> _Work instruction A_: Retype the portion of the BattleSport review between "If you have read" and "brings me to ...", inclusive, with its wording and punctuation unchanged.
> _Work instruction B_: Write a continuation of the BattleSport review that begins after its final sentence.

> _Passage_:
If you have read any of my past reviews, you know graphics are a big deal to me. BattleSport made me cringe in pain and anguish. Why do the graphics have to be so poor?!? At least make the game fun to look at. The graphics in Battle Sport remind me of the late 80s when Wolfenstein 3D came out -- blocky and only sort of 3D-looking. I almost wanted to throw in a vintage VGA card to complete the experience. Add to that a horrible physics model and you get an outdated version of Hover. I will say no more; let's just get it better next time.
This seemed okay until I encountered all those fun interface problems. It was then that I wanted to burn the manual (along with the game). Which brings me to ...
These types of problems can break a game before you even get started, and Battle Sport got off to a bad start right away. Just before the main menu, for example, is a screen which reads, "Hit Enter to continue." If you have a game pad or joystick plugged in, you are in for a surprise. Doing this sends you to the credits screen, and after you have gotten a good look at who did this, you hit Escape or Enter or the space bar, and find yourself pitching back and forth between the credits, the main menu screen and the arena, seemingly without any control. Heck, I started LAUGHING and thought to myself, "My new computer is just too fast to handle this outdated code."

(Document layout detection data)
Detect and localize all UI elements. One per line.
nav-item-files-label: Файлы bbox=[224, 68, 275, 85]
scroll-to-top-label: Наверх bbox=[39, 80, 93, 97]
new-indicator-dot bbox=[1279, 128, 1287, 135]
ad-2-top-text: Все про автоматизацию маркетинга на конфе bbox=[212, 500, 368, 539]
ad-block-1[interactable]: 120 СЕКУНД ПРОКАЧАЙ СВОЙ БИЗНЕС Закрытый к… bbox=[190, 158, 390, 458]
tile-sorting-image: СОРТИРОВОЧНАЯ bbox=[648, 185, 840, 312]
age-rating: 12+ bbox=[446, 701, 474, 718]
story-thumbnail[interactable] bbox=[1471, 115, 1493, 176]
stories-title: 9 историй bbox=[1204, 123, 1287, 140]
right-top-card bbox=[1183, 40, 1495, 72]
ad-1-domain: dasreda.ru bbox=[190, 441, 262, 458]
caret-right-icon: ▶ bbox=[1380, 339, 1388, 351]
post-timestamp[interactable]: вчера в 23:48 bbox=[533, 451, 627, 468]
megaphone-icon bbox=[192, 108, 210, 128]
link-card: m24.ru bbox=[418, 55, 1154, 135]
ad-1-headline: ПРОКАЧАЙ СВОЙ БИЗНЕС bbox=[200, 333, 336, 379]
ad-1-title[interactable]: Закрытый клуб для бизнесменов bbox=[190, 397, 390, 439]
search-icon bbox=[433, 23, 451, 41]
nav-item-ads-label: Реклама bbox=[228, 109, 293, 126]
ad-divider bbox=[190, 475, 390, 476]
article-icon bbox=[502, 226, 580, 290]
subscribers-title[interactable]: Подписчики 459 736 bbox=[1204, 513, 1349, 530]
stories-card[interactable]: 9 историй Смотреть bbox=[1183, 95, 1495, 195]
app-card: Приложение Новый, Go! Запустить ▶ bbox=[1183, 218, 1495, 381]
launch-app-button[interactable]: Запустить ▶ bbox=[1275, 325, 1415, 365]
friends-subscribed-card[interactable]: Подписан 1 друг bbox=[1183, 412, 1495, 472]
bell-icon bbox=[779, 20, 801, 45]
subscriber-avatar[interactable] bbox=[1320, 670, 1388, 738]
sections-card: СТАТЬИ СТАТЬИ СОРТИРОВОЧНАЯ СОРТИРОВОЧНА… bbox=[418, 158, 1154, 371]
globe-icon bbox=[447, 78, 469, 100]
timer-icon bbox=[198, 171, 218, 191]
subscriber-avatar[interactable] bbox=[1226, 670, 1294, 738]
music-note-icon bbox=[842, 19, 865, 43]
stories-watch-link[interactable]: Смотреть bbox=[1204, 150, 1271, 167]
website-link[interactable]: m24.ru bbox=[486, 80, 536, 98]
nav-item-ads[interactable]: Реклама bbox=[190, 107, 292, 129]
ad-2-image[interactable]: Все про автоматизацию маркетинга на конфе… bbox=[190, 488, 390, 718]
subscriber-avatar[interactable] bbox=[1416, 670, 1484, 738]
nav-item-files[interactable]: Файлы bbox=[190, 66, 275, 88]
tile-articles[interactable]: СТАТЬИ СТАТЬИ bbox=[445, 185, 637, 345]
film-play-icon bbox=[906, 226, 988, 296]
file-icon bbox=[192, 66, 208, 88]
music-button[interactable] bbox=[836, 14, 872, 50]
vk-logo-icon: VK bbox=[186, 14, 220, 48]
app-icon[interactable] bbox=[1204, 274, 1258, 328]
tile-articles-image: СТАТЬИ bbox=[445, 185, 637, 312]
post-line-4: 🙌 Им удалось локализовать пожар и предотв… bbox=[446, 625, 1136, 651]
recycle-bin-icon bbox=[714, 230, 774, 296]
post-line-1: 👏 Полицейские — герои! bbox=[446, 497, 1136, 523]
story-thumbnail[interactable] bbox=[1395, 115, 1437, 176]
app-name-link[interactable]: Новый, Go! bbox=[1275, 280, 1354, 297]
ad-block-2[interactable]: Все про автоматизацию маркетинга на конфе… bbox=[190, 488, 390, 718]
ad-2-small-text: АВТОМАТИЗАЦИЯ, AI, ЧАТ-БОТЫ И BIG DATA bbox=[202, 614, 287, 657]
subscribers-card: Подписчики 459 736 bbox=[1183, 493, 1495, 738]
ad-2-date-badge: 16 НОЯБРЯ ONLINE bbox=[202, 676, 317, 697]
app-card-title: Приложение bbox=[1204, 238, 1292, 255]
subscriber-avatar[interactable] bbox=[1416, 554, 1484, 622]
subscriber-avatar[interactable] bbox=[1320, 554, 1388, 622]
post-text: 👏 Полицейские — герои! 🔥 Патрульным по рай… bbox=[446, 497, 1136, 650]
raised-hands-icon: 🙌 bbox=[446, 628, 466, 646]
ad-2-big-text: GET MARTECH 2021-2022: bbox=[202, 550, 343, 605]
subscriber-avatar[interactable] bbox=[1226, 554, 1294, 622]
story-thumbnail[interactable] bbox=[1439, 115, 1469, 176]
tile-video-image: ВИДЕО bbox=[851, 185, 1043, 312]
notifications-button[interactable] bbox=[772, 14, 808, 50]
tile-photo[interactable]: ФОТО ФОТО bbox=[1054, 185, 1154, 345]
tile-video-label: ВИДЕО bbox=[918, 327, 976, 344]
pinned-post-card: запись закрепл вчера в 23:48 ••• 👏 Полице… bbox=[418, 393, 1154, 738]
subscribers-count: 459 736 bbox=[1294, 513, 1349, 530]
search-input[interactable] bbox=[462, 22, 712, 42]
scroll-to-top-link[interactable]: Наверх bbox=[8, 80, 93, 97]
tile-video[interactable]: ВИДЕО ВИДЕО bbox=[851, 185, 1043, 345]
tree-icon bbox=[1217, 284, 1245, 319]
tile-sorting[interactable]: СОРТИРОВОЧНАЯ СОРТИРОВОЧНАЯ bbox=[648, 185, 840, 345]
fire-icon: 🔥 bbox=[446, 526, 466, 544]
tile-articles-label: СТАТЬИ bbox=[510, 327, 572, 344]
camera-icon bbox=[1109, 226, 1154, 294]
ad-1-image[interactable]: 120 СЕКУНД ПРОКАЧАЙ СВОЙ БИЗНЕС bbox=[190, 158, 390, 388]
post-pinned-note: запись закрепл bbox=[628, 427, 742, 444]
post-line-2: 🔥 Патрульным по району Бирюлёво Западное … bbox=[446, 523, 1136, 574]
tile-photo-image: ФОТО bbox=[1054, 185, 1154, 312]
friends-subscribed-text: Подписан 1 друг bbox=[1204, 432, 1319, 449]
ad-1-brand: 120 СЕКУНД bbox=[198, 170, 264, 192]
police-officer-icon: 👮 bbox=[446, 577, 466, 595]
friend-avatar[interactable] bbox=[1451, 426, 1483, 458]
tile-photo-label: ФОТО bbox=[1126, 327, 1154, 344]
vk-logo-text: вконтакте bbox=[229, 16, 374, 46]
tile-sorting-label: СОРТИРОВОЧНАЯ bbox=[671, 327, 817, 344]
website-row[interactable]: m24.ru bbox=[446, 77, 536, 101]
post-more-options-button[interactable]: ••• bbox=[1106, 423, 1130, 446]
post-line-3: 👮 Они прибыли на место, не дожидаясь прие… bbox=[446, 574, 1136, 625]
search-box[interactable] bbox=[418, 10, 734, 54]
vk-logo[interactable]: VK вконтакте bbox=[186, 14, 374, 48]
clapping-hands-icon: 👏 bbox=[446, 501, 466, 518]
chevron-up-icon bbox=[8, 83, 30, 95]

> _Written response A_:
If you have read any of my past reviews, you know graphics are a big deal to me. BattleSport made me cringe in pain and anguish. Why do the graphics have to be so poor?!? At least make the game fun to look at. The graphics in Battle Sport remind me of the late 80s when Wolfenstein 3D came out -- blocky and only sort of 3D-looking. I almost wanted to throw in a vintage VGA card to complete the experience. Add to that a horrible physics model and you get an outdated version of Hover. I will say no more; let's just get it better next time.
This seemed okay until I encountered all those fun interface problems. It was then that I wanted to burn the manual (along with the game). Which brings me to ...

> _Written response B_:
Well, I've probably said it all; let's just move on and try to forget this one. I would not recommend it to anyone (unless you still have that old 386). On a positive note, I still really like Acclaim and Studio 3DO. They have put out some excellent titles, and I look forward to their next one. As for BattleSport, I barely feel good about giving it a 30 out of 100.
Cybersled meets soccer. Not a bad combination. Being a big fan of the above two, I enjoyed Battlesport right off the bat. The action is very fast-paced, and unlike BallBlazer Champs (a similar game in concept, also reviewed this month), Battlesport's animation was smooth and superb. The graphics, however, could've used some more pizazz. After all, we are used to light sourcing and other 32-Bit frills in futuristic sports games. Looking past the humble visuals, I thought the handling of the vehicles, to put it mildly, stunk. It's difficult to catch the ball at any time, unless it's sitting still, or you and it are heading toward each other in a straight line. I was frustrated when I was constantly missing the ball and power-ups because I wasn't quite in the perfect position. In order to make up for this, you may find yourself slowing down or outright stopping to get your bearings straight. So what's wrong with that? The supposedly "fast-paced action" comes to a halt and you become cannon fodder (this problem greatly lessens over time and practice). Battlesport gets kudos for offering so many arenas to play in (though many of them are pretty much the same) and so many in-game options (variety is good!). Battlesport is not great, by any means, but Cybersled fans should check it out.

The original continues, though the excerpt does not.